### Written task
Type out the records that follow, exactly as given.
--- Start Data supplied ---
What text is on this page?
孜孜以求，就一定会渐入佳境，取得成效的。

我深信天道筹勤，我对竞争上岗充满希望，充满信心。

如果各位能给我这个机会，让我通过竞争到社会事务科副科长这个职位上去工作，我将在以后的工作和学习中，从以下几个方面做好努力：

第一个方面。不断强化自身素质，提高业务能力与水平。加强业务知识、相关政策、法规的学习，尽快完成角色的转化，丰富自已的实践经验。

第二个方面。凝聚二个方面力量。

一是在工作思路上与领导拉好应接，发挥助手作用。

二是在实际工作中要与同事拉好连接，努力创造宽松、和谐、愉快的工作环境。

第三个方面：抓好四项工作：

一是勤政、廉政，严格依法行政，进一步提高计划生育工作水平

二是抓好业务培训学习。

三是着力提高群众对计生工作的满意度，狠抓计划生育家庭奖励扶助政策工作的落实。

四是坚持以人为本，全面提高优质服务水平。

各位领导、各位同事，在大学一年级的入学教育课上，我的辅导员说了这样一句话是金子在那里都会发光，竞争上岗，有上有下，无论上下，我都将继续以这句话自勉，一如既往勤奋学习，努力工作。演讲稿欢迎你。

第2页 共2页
--- End Data supplied ---
### Result
What text is on this page?
孜孜以求，就一定会渐入佳境，取得成效的。

我深信天道筹勤，我对竞争上岗充满希望，充满信心。

如果各位能给我这个机会，让我通过竞争到社会事务科副科长这个职位上去工作，我将在以后的工作和学习中，从以下几个方面做好努力：

第一个方面。不断强化自身素质，提高业务能力与水平。加强业务知识、相关政策、法规的学习，尽快完成角色的转化，丰富自已的实践经验。

第二个方面。凝聚二个方面力量。

一是在工作思路上与领导拉好应接，发挥助手作用。

二是在实际工作中要与同事拉好连接，努力创造宽松、和谐、愉快的工作环境。

第三个方面：抓好四项工作：

一是勤政、廉政，严格依法行政，进一步提高计划生育工作水平

二是抓好业务培训学习。

三是着力提高群众对计生工作的满意度，狠抓计划生育家庭奖励扶助政策工作的落实。

四是坚持以人为本，全面提高优质服务水平。

各位领导、各位同事，在大学一年级的入学教育课上，我的辅导员说了这样一句话是金子在那里都会发光，竞争上岗，有上有下，无论上下，我都将继续以这句话自勉，一如既往勤奋学习，努力工作。演讲稿欢迎你。

第2页 共2页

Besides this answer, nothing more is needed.